■ TASK INSTRUCTIONS ■
The entries below should be given again exactly, minus their pictures.
BEGIN EXTRACTED INFORMATION
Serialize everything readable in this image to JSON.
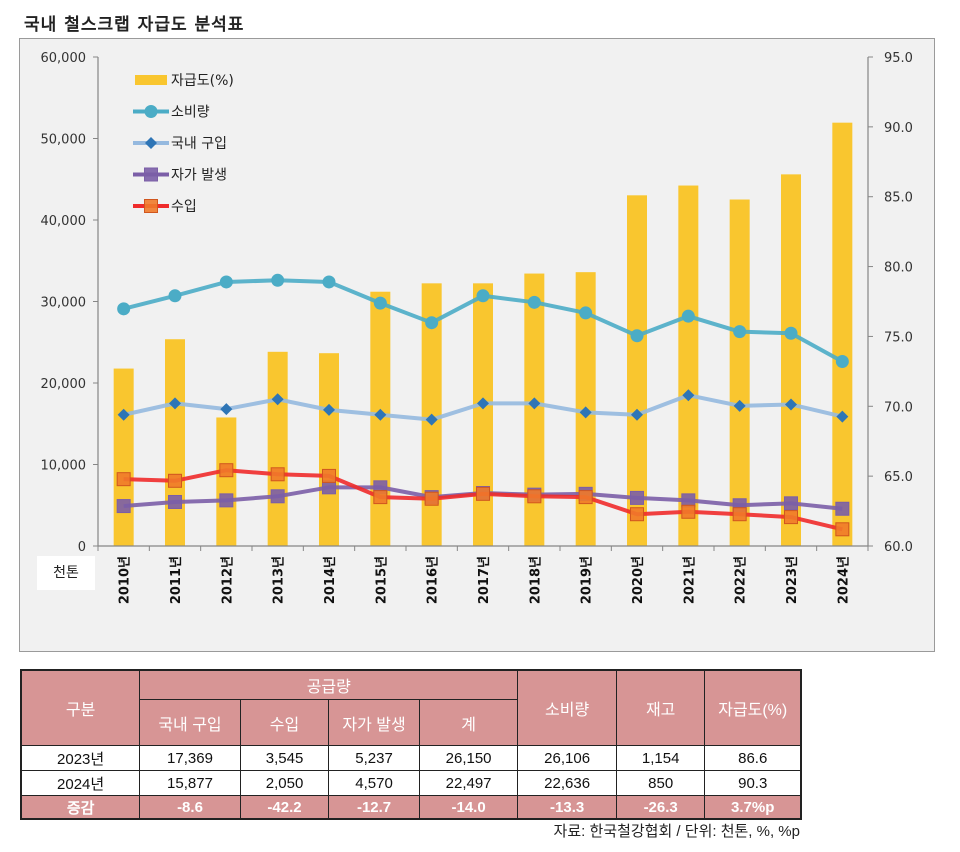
{
  "page_title": "국내 철스크랩 자급도 분석표",
  "unit_label": "천톤",
  "colors": {
    "self_sufficiency_bar": "#F9C62F",
    "consumption": "#4BACC6",
    "domestic_purchase_line": "#95B9DF",
    "domestic_purchase_marker": "#2E75B6",
    "self_generation": "#7B5EA7",
    "import": "#EF2B2B",
    "import_marker": "#F07A2A",
    "table_header": "#D79595"
  },
  "chart_data": {
    "type": "bar+line",
    "title": "국내 철스크랩 자급도 분석표",
    "categories": [
      "2010년",
      "2011년",
      "2012년",
      "2013년",
      "2014년",
      "2015년",
      "2016년",
      "2017년",
      "2018년",
      "2019년",
      "2020년",
      "2021년",
      "2022년",
      "2023년",
      "2024년"
    ],
    "left_axis": {
      "label": "천톤",
      "range": [
        0,
        60000
      ],
      "ticks": [
        "0",
        "10,000",
        "20,000",
        "30,000",
        "40,000",
        "50,000",
        "60,000"
      ],
      "tick_values": [
        0,
        10000,
        20000,
        30000,
        40000,
        50000,
        60000
      ]
    },
    "right_axis": {
      "label": "",
      "range": [
        60,
        95
      ],
      "ticks": [
        "60.0",
        "65.0",
        "70.0",
        "75.0",
        "80.0",
        "85.0",
        "90.0",
        "95.0"
      ],
      "tick_values": [
        60,
        65,
        70,
        75,
        80,
        85,
        90,
        95
      ]
    },
    "grid": false,
    "legend_position": "top-left",
    "series": [
      {
        "name": "자급도(%)",
        "type": "bar",
        "axis": "right",
        "values": [
          72.7,
          74.8,
          69.2,
          73.9,
          73.8,
          78.2,
          78.8,
          78.8,
          79.5,
          79.6,
          85.1,
          85.8,
          84.8,
          86.6,
          90.3
        ]
      },
      {
        "name": "소비량",
        "type": "line",
        "marker": "circle",
        "axis": "left",
        "values": [
          29100,
          30700,
          32400,
          32600,
          32400,
          29800,
          27400,
          30700,
          29900,
          28600,
          25800,
          28200,
          26300,
          26106,
          22636
        ]
      },
      {
        "name": "국내 구입",
        "type": "line",
        "marker": "diamond",
        "axis": "left",
        "values": [
          16100,
          17500,
          16800,
          18000,
          16700,
          16100,
          15500,
          17500,
          17500,
          16400,
          16100,
          18500,
          17200,
          17369,
          15877
        ]
      },
      {
        "name": "자가 발생",
        "type": "line",
        "marker": "square",
        "axis": "left",
        "values": [
          4900,
          5400,
          5600,
          6100,
          7200,
          7200,
          6000,
          6500,
          6300,
          6400,
          5900,
          5600,
          5000,
          5237,
          4570
        ]
      },
      {
        "name": "수입",
        "type": "line",
        "marker": "square",
        "axis": "left",
        "values": [
          8200,
          8000,
          9300,
          8800,
          8600,
          6000,
          5800,
          6400,
          6100,
          6000,
          3900,
          4200,
          3900,
          3545,
          2050
        ]
      }
    ]
  },
  "table": {
    "header_group": "공급량",
    "col_category": "구분",
    "supply_cols": [
      "국내 구입",
      "수입",
      "자가 발생",
      "계"
    ],
    "other_cols": [
      "소비량",
      "재고",
      "자급도(%)"
    ],
    "rows": [
      {
        "label": "2023년",
        "values": [
          "17,369",
          "3,545",
          "5,237",
          "26,150",
          "26,106",
          "1,154",
          "86.6"
        ]
      },
      {
        "label": "2024년",
        "values": [
          "15,877",
          "2,050",
          "4,570",
          "22,497",
          "22,636",
          "850",
          "90.3"
        ]
      }
    ],
    "change_row": {
      "label": "증감",
      "values": [
        "-8.6",
        "-42.2",
        "-12.7",
        "-14.0",
        "-13.3",
        "-26.3",
        "3.7%p"
      ]
    }
  },
  "source_note": "자료: 한국철강협회 / 단위: 천톤, %, %p"
}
END EXTRACTED INFORMATION
■ ANSWER BELOW ■
Serialize everything readable in this image to JSON.
{
  "page_title": "국내 철스크랩 자급도 분석표",
  "unit_label": "천톤",
  "colors": {
    "self_sufficiency_bar": "#F9C62F",
    "consumption": "#4BACC6",
    "domestic_purchase_line": "#95B9DF",
    "domestic_purchase_marker": "#2E75B6",
    "self_generation": "#7B5EA7",
    "import": "#EF2B2B",
    "import_marker": "#F07A2A",
    "table_header": "#D79595"
  },
  "chart_data": {
    "type": "bar+line",
    "title": "국내 철스크랩 자급도 분석표",
    "categories": [
      "2010년",
      "2011년",
      "2012년",
      "2013년",
      "2014년",
      "2015년",
      "2016년",
      "2017년",
      "2018년",
      "2019년",
      "2020년",
      "2021년",
      "2022년",
      "2023년",
      "2024년"
    ],
    "left_axis": {
      "label": "천톤",
      "range": [
        0,
        60000
      ],
      "ticks": [
        "0",
        "10,000",
        "20,000",
        "30,000",
        "40,000",
        "50,000",
        "60,000"
      ],
      "tick_values": [
        0,
        10000,
        20000,
        30000,
        40000,
        50000,
        60000
      ]
    },
    "right_axis": {
      "label": "",
      "range": [
        60,
        95
      ],
      "ticks": [
        "60.0",
        "65.0",
        "70.0",
        "75.0",
        "80.0",
        "85.0",
        "90.0",
        "95.0"
      ],
      "tick_values": [
        60,
        65,
        70,
        75,
        80,
        85,
        90,
        95
      ]
    },
    "grid": false,
    "legend_position": "top-left",
    "series": [
      {
        "name": "자급도(%)",
        "type": "bar",
        "axis": "right",
        "values": [
          72.7,
          74.8,
          69.2,
          73.9,
          73.8,
          78.2,
          78.8,
          78.8,
          79.5,
          79.6,
          85.1,
          85.8,
          84.8,
          86.6,
          90.3
        ]
      },
      {
        "name": "소비량",
        "type": "line",
        "marker": "circle",
        "axis": "left",
        "values": [
          29100,
          30700,
          32400,
          32600,
          32400,
          29800,
          27400,
          30700,
          29900,
          28600,
          25800,
          28200,
          26300,
          26106,
          22636
        ]
      },
      {
        "name": "국내 구입",
        "type": "line",
        "marker": "diamond",
        "axis": "left",
        "values": [
          16100,
          17500,
          16800,
          18000,
          16700,
          16100,
          15500,
          17500,
          17500,
          16400,
          16100,
          18500,
          17200,
          17369,
          15877
        ]
      },
      {
        "name": "자가 발생",
        "type": "line",
        "marker": "square",
        "axis": "left",
        "values": [
          4900,
          5400,
          5600,
          6100,
          7200,
          7200,
          6000,
          6500,
          6300,
          6400,
          5900,
          5600,
          5000,
          5237,
          4570
        ]
      },
      {
        "name": "수입",
        "type": "line",
        "marker": "square",
        "axis": "left",
        "values": [
          8200,
          8000,
          9300,
          8800,
          8600,
          6000,
          5800,
          6400,
          6100,
          6000,
          3900,
          4200,
          3900,
          3545,
          2050
        ]
      }
    ]
  },
  "table": {
    "header_group": "공급량",
    "col_category": "구분",
    "supply_cols": [
      "국내 구입",
      "수입",
      "자가 발생",
      "계"
    ],
    "other_cols": [
      "소비량",
      "재고",
      "자급도(%)"
    ],
    "rows": [
      {
        "label": "2023년",
        "values": [
          "17,369",
          "3,545",
          "5,237",
          "26,150",
          "26,106",
          "1,154",
          "86.6"
        ]
      },
      {
        "label": "2024년",
        "values": [
          "15,877",
          "2,050",
          "4,570",
          "22,497",
          "22,636",
          "850",
          "90.3"
        ]
      }
    ],
    "change_row": {
      "label": "증감",
      "values": [
        "-8.6",
        "-42.2",
        "-12.7",
        "-14.0",
        "-13.3",
        "-26.3",
        "3.7%p"
      ]
    }
  },
  "source_note": "자료: 한국철강협회 / 단위: 천톤, %, %p"
}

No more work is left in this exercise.